* Stated goal
Look through the lines below and extract each one that contains "项目描述".

+--

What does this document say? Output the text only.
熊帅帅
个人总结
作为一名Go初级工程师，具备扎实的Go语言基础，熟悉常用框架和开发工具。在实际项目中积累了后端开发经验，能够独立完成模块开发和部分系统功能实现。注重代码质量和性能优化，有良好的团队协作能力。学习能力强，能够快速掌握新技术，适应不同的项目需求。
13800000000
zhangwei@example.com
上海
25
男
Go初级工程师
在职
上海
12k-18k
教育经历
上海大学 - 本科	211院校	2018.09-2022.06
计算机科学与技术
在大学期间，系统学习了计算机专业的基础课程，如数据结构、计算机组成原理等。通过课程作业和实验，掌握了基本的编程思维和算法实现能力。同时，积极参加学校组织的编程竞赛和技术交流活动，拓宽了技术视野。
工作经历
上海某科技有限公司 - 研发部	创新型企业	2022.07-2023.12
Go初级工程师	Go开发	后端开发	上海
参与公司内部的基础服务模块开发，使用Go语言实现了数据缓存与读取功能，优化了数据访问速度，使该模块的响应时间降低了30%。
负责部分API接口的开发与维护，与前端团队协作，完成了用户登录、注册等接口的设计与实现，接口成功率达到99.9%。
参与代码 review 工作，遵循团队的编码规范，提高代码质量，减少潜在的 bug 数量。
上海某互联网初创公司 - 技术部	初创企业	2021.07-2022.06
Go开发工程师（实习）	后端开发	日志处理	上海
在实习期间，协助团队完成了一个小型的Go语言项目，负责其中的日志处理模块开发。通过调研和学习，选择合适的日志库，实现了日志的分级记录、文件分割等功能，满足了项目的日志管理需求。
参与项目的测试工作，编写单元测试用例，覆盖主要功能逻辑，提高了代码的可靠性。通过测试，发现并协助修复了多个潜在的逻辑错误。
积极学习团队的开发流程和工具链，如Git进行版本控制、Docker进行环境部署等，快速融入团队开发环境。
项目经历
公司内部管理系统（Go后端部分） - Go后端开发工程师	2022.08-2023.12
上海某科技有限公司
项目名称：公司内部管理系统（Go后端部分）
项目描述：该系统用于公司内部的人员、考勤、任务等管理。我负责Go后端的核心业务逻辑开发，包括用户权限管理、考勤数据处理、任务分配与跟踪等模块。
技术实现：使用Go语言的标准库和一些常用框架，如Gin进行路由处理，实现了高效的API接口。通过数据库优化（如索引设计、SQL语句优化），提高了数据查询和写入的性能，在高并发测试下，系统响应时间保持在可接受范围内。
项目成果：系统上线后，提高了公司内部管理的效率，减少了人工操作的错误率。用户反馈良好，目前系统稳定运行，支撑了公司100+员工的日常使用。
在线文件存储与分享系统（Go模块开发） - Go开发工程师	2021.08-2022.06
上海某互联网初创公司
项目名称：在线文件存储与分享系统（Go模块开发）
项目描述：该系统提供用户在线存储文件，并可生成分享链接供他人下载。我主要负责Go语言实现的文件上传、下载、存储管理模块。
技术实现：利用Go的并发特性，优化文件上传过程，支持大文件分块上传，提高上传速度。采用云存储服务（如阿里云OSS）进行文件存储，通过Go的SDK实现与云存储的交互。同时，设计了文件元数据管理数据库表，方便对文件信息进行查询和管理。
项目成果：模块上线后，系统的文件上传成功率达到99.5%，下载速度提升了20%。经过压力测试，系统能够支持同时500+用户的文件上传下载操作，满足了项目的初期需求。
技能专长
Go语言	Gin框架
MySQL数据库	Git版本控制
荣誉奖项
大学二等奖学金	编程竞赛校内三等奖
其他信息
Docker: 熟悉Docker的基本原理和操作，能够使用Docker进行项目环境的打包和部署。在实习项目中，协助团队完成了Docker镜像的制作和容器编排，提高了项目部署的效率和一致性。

+--

* The reply
项目描述：该系统用于公司内部的人员、考勤、任务等管理。我负责Go后端的核心业务逻辑开发，包括用户权限管理、考勤数据处理、任务分配与跟踪等模块。
项目描述：该系统提供用户在线存储文件，并可生成分享链接供他人下载。我主要负责Go语言实现的文件上传、下载、存储管理模块。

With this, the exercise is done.